PROBLEM STATEMENT — Filter the entries that follow, copying every line in which the word "Buildings" appears.

EXTRACTED RECORDS —

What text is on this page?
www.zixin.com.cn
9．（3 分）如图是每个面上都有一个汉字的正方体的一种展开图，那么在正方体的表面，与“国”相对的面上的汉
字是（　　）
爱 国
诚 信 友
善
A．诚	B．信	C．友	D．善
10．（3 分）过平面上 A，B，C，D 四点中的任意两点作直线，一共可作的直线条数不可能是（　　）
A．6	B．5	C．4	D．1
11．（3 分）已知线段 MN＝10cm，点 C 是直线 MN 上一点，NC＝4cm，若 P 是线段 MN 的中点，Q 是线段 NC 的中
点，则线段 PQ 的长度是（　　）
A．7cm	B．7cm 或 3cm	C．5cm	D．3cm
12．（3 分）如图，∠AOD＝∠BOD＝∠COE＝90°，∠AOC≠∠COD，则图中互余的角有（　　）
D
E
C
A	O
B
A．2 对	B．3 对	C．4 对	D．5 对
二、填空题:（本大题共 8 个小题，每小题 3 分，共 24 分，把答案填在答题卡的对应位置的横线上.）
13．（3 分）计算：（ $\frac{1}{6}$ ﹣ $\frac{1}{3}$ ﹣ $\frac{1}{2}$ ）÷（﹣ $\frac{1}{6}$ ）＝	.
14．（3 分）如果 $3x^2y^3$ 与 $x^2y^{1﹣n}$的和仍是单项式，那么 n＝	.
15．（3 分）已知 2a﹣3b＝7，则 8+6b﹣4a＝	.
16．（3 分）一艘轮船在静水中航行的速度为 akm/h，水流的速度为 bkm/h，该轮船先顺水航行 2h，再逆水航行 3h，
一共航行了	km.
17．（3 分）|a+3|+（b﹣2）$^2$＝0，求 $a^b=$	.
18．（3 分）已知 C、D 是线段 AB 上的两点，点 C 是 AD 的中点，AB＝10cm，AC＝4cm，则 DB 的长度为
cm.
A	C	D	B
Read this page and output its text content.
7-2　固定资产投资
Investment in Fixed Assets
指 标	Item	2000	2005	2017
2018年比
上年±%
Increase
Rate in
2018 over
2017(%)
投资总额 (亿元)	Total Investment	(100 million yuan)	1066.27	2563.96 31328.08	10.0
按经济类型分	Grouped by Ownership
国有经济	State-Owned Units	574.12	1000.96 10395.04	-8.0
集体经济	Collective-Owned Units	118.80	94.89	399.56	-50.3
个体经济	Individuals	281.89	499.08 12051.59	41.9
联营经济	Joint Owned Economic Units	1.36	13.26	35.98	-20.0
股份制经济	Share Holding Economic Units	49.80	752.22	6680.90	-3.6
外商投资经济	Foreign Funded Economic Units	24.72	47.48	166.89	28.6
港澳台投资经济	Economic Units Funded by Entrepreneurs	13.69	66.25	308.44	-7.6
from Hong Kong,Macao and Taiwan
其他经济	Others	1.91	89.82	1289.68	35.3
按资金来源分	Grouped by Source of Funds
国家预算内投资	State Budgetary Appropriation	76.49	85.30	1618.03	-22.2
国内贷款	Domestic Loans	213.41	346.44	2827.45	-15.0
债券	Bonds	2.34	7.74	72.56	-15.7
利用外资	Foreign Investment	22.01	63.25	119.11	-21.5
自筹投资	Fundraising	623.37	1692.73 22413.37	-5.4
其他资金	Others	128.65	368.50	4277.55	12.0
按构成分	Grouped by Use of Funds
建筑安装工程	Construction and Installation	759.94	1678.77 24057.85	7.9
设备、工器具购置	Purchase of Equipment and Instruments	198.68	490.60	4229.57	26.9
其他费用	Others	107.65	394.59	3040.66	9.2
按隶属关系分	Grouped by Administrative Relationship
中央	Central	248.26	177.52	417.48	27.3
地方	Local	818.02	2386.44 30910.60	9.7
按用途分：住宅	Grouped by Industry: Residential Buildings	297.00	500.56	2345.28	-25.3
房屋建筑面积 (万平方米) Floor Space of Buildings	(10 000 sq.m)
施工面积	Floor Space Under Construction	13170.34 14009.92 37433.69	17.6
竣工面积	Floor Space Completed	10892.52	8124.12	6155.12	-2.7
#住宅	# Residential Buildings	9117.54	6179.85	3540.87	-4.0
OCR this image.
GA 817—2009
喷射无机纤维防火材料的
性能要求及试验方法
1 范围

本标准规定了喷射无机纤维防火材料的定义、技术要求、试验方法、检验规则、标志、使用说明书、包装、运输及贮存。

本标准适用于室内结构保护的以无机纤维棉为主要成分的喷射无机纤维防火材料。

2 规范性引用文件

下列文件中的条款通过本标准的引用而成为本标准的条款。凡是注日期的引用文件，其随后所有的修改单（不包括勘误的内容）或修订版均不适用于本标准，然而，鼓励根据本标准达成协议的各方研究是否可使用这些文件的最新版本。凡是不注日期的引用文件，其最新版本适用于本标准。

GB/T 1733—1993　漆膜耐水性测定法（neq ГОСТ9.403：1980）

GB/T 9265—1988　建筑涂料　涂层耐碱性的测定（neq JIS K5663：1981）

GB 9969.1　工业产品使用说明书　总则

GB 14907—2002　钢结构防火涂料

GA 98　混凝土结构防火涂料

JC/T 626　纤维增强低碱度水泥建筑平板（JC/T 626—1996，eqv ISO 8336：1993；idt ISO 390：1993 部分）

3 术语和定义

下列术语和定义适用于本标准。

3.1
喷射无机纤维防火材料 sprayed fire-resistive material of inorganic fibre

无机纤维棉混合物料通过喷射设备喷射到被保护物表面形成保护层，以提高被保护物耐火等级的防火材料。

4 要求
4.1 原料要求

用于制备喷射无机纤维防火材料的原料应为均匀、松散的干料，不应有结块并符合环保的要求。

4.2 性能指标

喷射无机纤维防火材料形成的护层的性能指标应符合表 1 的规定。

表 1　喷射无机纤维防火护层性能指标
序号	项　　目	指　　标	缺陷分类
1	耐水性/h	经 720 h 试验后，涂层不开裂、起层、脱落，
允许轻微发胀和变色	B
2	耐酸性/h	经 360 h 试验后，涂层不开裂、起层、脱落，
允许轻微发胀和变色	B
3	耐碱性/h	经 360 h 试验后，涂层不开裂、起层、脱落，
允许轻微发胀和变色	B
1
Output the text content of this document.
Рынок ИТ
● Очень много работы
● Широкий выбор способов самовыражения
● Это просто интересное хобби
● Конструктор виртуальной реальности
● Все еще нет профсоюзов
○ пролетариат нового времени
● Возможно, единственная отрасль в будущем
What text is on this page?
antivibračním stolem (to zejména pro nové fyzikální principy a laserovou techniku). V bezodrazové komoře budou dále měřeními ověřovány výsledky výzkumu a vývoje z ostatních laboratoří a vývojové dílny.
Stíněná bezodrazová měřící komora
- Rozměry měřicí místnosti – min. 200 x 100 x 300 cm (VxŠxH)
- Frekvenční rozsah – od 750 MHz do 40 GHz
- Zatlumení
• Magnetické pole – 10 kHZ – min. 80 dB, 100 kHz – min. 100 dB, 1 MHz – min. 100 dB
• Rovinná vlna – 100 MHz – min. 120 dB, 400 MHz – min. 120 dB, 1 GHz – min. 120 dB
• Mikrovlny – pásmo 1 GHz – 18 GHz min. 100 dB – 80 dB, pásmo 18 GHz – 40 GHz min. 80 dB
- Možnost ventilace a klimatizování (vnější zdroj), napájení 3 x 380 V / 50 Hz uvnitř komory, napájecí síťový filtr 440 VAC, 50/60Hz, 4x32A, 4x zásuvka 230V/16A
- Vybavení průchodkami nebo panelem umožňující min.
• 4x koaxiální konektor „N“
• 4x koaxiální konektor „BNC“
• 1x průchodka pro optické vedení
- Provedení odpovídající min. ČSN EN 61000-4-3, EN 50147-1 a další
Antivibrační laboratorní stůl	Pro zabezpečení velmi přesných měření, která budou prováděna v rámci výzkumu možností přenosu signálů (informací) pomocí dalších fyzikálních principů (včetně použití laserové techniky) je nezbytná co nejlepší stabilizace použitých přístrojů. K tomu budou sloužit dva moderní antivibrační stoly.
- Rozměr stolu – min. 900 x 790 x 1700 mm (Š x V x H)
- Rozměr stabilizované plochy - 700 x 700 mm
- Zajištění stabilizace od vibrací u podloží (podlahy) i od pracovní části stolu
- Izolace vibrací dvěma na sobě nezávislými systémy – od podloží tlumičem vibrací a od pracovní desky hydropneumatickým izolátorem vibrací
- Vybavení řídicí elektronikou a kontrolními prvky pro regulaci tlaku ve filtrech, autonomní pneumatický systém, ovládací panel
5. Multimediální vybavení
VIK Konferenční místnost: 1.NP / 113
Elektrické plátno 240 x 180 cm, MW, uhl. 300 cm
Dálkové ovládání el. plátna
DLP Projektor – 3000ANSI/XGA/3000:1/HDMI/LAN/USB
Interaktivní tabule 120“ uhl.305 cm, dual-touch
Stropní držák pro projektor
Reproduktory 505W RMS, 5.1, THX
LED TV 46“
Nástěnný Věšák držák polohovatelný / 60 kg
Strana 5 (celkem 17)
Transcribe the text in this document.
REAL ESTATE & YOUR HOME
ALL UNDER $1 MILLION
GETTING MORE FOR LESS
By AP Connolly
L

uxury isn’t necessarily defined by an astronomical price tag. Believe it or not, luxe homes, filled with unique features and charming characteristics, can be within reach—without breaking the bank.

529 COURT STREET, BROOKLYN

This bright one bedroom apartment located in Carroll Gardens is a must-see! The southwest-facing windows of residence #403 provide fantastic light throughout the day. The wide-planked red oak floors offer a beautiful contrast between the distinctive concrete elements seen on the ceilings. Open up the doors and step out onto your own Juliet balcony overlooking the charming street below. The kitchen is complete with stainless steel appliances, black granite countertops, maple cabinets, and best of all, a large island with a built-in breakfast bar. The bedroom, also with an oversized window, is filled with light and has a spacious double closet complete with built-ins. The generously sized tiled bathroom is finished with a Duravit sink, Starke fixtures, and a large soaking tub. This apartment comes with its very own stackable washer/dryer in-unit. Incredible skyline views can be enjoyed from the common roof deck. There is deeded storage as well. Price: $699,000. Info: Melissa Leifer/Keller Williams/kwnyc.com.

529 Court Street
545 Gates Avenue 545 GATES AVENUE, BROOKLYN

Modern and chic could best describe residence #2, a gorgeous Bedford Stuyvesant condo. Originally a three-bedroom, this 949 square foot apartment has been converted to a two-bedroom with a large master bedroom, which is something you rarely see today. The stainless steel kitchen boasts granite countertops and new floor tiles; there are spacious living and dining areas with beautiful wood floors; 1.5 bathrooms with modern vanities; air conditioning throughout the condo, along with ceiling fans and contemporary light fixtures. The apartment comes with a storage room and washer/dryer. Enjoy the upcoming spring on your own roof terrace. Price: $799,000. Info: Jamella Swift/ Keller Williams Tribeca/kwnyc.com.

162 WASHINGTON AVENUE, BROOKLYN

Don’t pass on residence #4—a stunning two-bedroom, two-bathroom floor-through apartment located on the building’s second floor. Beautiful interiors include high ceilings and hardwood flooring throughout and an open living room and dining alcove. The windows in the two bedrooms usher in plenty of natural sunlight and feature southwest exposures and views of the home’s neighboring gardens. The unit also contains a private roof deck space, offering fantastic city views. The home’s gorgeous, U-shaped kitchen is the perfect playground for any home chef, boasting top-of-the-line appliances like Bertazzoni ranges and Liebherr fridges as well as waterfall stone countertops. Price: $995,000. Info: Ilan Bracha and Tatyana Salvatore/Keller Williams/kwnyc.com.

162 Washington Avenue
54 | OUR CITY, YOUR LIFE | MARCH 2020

RIGHT ANSWER —
按用途分：住宅	Grouped by Industry: Residential Buildings	297.00	500.56	2345.28	-25.3
房屋建筑面积 (万平方米) Floor Space of Buildings	(10 000 sq.m)
#住宅	# Residential Buildings	9117.54	6179.85	3540.87	-4.0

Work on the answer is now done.